Written task:
Below is a set of records; restate each one word for word.

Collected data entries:
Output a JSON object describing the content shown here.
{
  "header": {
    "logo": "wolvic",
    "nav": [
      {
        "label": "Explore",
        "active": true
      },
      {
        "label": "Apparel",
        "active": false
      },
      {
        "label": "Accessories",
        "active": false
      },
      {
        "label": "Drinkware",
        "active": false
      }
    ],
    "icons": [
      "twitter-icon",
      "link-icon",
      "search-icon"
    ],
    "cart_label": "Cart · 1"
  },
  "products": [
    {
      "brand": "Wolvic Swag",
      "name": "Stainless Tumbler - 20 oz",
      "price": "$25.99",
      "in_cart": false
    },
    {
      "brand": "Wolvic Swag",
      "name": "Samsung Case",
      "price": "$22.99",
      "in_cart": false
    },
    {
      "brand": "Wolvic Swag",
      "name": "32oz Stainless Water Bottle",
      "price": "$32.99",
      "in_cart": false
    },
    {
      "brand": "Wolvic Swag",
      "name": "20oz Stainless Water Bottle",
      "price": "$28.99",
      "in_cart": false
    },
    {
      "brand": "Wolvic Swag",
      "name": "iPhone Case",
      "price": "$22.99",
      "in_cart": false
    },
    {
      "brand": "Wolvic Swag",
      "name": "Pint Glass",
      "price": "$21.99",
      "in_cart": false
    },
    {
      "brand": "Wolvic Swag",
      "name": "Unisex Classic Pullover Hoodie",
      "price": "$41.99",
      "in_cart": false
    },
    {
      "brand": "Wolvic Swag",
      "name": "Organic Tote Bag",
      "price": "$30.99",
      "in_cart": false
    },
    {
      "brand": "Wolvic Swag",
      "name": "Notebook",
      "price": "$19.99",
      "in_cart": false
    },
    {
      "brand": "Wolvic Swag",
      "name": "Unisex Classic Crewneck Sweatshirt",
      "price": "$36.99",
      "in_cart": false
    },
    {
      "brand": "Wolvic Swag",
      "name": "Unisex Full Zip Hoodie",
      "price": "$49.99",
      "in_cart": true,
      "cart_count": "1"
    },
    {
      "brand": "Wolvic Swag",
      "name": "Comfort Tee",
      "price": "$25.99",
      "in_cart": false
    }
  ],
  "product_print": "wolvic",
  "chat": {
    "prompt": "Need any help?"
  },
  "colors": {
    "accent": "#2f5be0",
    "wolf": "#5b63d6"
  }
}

Reply to the task:
Output a JSON object describing the content shown here.
{
  "header": {
    "logo": "wolvic",
    "nav": [
      {
        "label": "Explore",
        "active": true
      },
      {
        "label": "Apparel",
        "active": false
      },
      {
        "label": "Accessories",
        "active": false
      },
      {
        "label": "Drinkware",
        "active": false
      }
    ],
    "icons": [
      "twitter-icon",
      "link-icon",
      "search-icon"
    ],
    "cart_label": "Cart · 1"
  },
  "products": [
    {
      "brand": "Wolvic Swag",
      "name": "Stainless Tumbler - 20 oz",
      "price": "$25.99",
      "in_cart": false
    },
    {
      "brand": "Wolvic Swag",
      "name": "Samsung Case",
      "price": "$22.99",
      "in_cart": false
    },
    {
      "brand": "Wolvic Swag",
      "name": "32oz Stainless Water Bottle",
      "price": "$32.99",
      "in_cart": false
    },
    {
      "brand": "Wolvic Swag",
      "name": "20oz Stainless Water Bottle",
      "price": "$28.99",
      "in_cart": false
    },
    {
      "brand": "Wolvic Swag",
      "name": "iPhone Case",
      "price": "$22.99",
      "in_cart": false
    },
    {
      "brand": "Wolvic Swag",
      "name": "Pint Glass",
      "price": "$21.99",
      "in_cart": false
    },
    {
      "brand": "Wolvic Swag",
      "name": "Unisex Classic Pullover Hoodie",
      "price": "$41.99",
      "in_cart": false
    },
    {
      "brand": "Wolvic Swag",
      "name": "Organic Tote Bag",
      "price": "$30.99",
      "in_cart": false
    },
    {
      "brand": "Wolvic Swag",
      "name": "Notebook",
      "price": "$19.99",
      "in_cart": false
    },
    {
      "brand": "Wolvic Swag",
      "name": "Unisex Classic Crewneck Sweatshirt",
      "price": "$36.99",
      "in_cart": false
    },
    {
      "brand": "Wolvic Swag",
      "name": "Unisex Full Zip Hoodie",
      "price": "$49.99",
      "in_cart": true,
      "cart_count": "1"
    },
    {
      "brand": "Wolvic Swag",
      "name": "Comfort Tee",
      "price": "$25.99",
      "in_cart": false
    }
  ],
  "product_print": "wolvic",
  "chat": {
    "prompt": "Need any help?"
  },
  "colors": {
    "accent": "#2f5be0",
    "wolf": "#5b63d6"
  }
}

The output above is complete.